Sua tarefa: Liste cada linha da listagem abaixo em que aparece a palavra "axis". Maiúsculas e minúsculas contam.
+++ Informações exibidas +++
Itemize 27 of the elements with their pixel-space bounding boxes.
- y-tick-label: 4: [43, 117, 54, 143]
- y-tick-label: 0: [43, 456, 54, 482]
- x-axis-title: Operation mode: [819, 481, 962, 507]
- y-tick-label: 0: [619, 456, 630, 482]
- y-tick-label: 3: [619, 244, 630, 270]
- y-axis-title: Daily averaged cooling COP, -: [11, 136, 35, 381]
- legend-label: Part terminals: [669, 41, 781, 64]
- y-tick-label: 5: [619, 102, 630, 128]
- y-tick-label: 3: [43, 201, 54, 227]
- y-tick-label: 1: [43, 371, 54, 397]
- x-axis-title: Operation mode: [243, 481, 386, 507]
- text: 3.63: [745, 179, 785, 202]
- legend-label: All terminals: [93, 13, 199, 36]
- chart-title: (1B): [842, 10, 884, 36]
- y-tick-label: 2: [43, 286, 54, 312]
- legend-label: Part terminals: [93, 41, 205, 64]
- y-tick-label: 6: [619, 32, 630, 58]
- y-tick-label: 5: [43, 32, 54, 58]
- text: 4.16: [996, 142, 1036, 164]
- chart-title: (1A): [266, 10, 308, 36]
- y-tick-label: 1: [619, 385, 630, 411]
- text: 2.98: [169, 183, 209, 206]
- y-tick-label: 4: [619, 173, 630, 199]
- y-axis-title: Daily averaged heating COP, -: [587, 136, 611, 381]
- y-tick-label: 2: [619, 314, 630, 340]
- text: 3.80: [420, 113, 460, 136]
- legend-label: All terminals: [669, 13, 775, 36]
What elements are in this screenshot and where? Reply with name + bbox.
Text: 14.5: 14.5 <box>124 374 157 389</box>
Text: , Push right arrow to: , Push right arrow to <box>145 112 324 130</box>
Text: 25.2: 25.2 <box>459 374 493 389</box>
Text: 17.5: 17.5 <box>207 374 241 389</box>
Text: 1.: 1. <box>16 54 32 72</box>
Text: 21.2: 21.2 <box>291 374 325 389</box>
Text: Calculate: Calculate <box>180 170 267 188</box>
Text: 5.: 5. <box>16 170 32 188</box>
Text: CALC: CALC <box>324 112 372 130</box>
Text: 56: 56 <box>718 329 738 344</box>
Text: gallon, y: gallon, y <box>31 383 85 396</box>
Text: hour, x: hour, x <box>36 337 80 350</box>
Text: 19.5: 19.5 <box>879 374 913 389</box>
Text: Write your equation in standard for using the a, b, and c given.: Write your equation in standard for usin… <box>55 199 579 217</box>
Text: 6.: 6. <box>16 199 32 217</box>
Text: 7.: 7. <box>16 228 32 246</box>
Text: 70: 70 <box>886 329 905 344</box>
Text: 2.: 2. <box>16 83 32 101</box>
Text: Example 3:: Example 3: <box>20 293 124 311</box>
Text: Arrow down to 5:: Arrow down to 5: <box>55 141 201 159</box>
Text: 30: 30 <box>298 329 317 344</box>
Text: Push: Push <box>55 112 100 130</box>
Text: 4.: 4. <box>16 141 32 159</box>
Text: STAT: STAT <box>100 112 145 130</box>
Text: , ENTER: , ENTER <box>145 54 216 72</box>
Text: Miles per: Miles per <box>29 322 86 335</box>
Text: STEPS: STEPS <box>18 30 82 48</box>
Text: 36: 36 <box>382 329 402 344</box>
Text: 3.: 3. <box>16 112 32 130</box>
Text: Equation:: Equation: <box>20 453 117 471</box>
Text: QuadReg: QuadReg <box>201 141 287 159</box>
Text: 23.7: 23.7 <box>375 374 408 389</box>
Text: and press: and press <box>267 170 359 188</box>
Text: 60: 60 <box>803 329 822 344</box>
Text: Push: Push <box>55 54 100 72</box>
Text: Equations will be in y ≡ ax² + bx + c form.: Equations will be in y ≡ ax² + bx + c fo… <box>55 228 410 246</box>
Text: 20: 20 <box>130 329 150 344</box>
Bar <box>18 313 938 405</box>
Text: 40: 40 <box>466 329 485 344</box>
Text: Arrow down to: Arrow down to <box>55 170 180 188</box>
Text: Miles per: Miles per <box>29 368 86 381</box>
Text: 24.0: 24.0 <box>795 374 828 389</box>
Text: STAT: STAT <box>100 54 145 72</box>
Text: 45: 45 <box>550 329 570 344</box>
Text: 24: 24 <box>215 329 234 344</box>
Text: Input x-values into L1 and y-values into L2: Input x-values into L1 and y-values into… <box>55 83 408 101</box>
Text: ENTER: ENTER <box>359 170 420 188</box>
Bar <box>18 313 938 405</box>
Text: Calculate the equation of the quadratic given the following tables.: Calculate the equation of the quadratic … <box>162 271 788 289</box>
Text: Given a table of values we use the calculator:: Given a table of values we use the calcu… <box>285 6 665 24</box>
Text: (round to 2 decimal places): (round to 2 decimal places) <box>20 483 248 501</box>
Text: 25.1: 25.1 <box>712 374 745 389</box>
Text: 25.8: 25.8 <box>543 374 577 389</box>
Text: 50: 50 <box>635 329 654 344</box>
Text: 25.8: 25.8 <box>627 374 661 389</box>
+++
Resposta da tarefa:
- x-axis-title: Operation mode: [819, 481, 962, 507]
- y-axis-title: Daily averaged cooling COP, -: [11, 136, 35, 381]
- x-axis-title: Operation mode: [243, 481, 386, 507]
- y-axis-title: Daily averaged heating COP, -: [587, 136, 611, 381]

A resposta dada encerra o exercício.